— Recorded information —
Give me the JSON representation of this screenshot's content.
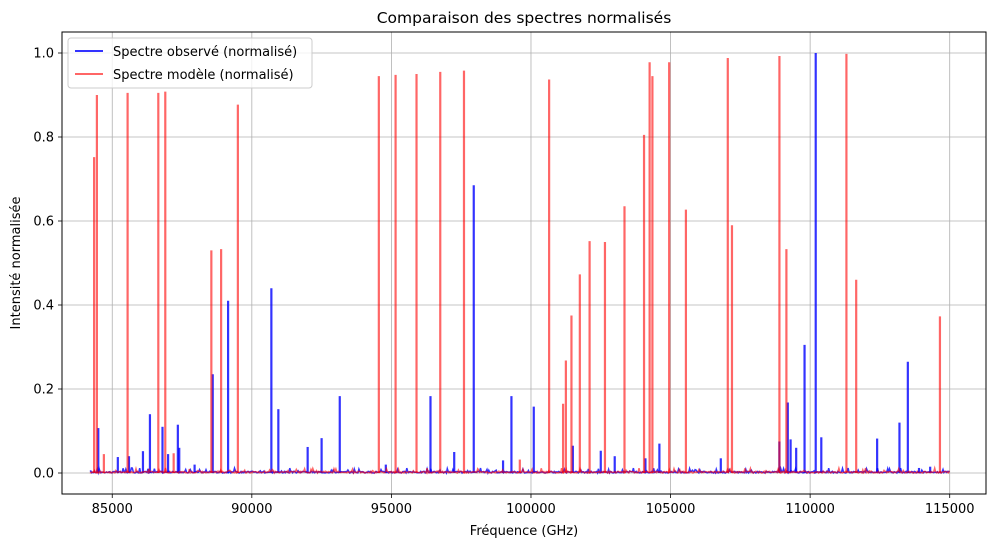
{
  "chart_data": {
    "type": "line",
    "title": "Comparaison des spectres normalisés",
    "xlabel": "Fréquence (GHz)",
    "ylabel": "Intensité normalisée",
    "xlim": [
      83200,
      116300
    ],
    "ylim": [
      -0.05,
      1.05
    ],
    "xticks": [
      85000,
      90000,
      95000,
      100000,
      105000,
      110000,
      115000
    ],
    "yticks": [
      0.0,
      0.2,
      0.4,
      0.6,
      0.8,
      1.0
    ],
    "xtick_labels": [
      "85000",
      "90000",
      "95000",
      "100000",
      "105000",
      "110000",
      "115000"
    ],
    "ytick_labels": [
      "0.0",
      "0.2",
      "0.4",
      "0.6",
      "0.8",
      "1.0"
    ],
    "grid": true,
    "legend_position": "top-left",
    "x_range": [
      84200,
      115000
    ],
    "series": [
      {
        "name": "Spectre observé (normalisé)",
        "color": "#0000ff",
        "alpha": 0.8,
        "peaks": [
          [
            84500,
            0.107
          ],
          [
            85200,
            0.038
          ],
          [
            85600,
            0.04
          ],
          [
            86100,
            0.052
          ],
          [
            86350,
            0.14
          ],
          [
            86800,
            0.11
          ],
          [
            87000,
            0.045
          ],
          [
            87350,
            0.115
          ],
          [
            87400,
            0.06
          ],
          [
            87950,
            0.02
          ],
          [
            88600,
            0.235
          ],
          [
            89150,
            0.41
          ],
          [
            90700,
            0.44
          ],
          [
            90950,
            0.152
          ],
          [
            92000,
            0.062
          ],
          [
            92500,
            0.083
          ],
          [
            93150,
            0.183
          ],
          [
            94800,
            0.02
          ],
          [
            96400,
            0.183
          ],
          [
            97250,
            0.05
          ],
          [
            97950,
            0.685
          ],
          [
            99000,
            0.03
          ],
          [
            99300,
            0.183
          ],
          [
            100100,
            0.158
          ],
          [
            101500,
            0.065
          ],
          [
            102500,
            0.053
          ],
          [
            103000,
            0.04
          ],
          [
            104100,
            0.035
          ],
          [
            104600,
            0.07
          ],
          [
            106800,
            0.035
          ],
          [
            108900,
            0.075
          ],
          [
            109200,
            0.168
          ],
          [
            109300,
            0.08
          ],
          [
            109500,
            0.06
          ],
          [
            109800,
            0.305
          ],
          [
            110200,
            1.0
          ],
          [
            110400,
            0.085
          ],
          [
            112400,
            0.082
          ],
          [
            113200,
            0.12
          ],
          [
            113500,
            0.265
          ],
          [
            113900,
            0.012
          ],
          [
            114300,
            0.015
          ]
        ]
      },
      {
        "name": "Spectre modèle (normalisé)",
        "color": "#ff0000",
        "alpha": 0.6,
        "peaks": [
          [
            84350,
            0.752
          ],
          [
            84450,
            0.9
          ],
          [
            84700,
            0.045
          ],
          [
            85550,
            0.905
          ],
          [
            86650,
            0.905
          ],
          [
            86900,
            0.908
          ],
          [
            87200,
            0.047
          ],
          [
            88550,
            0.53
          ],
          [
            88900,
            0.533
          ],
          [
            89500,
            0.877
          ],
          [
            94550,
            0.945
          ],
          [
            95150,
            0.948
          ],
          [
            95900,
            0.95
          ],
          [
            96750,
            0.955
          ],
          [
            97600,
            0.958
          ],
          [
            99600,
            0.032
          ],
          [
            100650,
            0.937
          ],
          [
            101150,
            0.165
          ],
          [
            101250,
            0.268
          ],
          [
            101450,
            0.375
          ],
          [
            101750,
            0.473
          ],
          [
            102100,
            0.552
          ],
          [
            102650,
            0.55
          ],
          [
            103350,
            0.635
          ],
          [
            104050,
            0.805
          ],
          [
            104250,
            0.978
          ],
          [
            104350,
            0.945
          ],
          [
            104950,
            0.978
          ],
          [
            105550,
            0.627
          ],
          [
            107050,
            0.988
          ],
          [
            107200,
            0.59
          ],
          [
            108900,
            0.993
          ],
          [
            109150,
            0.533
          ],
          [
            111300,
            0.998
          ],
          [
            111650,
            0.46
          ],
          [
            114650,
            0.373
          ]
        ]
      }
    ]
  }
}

— Prompt —
Exactly reproduce the entries above, minus the pictures.

— Solution below —
Give me the JSON representation of this screenshot's content.
{
  "chart_data": {
    "type": "line",
    "title": "Comparaison des spectres normalisés",
    "xlabel": "Fréquence (GHz)",
    "ylabel": "Intensité normalisée",
    "xlim": [
      83200,
      116300
    ],
    "ylim": [
      -0.05,
      1.05
    ],
    "xticks": [
      85000,
      90000,
      95000,
      100000,
      105000,
      110000,
      115000
    ],
    "yticks": [
      0.0,
      0.2,
      0.4,
      0.6,
      0.8,
      1.0
    ],
    "xtick_labels": [
      "85000",
      "90000",
      "95000",
      "100000",
      "105000",
      "110000",
      "115000"
    ],
    "ytick_labels": [
      "0.0",
      "0.2",
      "0.4",
      "0.6",
      "0.8",
      "1.0"
    ],
    "grid": true,
    "legend_position": "top-left",
    "x_range": [
      84200,
      115000
    ],
    "series": [
      {
        "name": "Spectre observé (normalisé)",
        "color": "#0000ff",
        "alpha": 0.8,
        "peaks": [
          [
            84500,
            0.107
          ],
          [
            85200,
            0.038
          ],
          [
            85600,
            0.04
          ],
          [
            86100,
            0.052
          ],
          [
            86350,
            0.14
          ],
          [
            86800,
            0.11
          ],
          [
            87000,
            0.045
          ],
          [
            87350,
            0.115
          ],
          [
            87400,
            0.06
          ],
          [
            87950,
            0.02
          ],
          [
            88600,
            0.235
          ],
          [
            89150,
            0.41
          ],
          [
            90700,
            0.44
          ],
          [
            90950,
            0.152
          ],
          [
            92000,
            0.062
          ],
          [
            92500,
            0.083
          ],
          [
            93150,
            0.183
          ],
          [
            94800,
            0.02
          ],
          [
            96400,
            0.183
          ],
          [
            97250,
            0.05
          ],
          [
            97950,
            0.685
          ],
          [
            99000,
            0.03
          ],
          [
            99300,
            0.183
          ],
          [
            100100,
            0.158
          ],
          [
            101500,
            0.065
          ],
          [
            102500,
            0.053
          ],
          [
            103000,
            0.04
          ],
          [
            104100,
            0.035
          ],
          [
            104600,
            0.07
          ],
          [
            106800,
            0.035
          ],
          [
            108900,
            0.075
          ],
          [
            109200,
            0.168
          ],
          [
            109300,
            0.08
          ],
          [
            109500,
            0.06
          ],
          [
            109800,
            0.305
          ],
          [
            110200,
            1.0
          ],
          [
            110400,
            0.085
          ],
          [
            112400,
            0.082
          ],
          [
            113200,
            0.12
          ],
          [
            113500,
            0.265
          ],
          [
            113900,
            0.012
          ],
          [
            114300,
            0.015
          ]
        ]
      },
      {
        "name": "Spectre modèle (normalisé)",
        "color": "#ff0000",
        "alpha": 0.6,
        "peaks": [
          [
            84350,
            0.752
          ],
          [
            84450,
            0.9
          ],
          [
            84700,
            0.045
          ],
          [
            85550,
            0.905
          ],
          [
            86650,
            0.905
          ],
          [
            86900,
            0.908
          ],
          [
            87200,
            0.047
          ],
          [
            88550,
            0.53
          ],
          [
            88900,
            0.533
          ],
          [
            89500,
            0.877
          ],
          [
            94550,
            0.945
          ],
          [
            95150,
            0.948
          ],
          [
            95900,
            0.95
          ],
          [
            96750,
            0.955
          ],
          [
            97600,
            0.958
          ],
          [
            99600,
            0.032
          ],
          [
            100650,
            0.937
          ],
          [
            101150,
            0.165
          ],
          [
            101250,
            0.268
          ],
          [
            101450,
            0.375
          ],
          [
            101750,
            0.473
          ],
          [
            102100,
            0.552
          ],
          [
            102650,
            0.55
          ],
          [
            103350,
            0.635
          ],
          [
            104050,
            0.805
          ],
          [
            104250,
            0.978
          ],
          [
            104350,
            0.945
          ],
          [
            104950,
            0.978
          ],
          [
            105550,
            0.627
          ],
          [
            107050,
            0.988
          ],
          [
            107200,
            0.59
          ],
          [
            108900,
            0.993
          ],
          [
            109150,
            0.533
          ],
          [
            111300,
            0.998
          ],
          [
            111650,
            0.46
          ],
          [
            114650,
            0.373
          ]
        ]
      }
    ]
  }
}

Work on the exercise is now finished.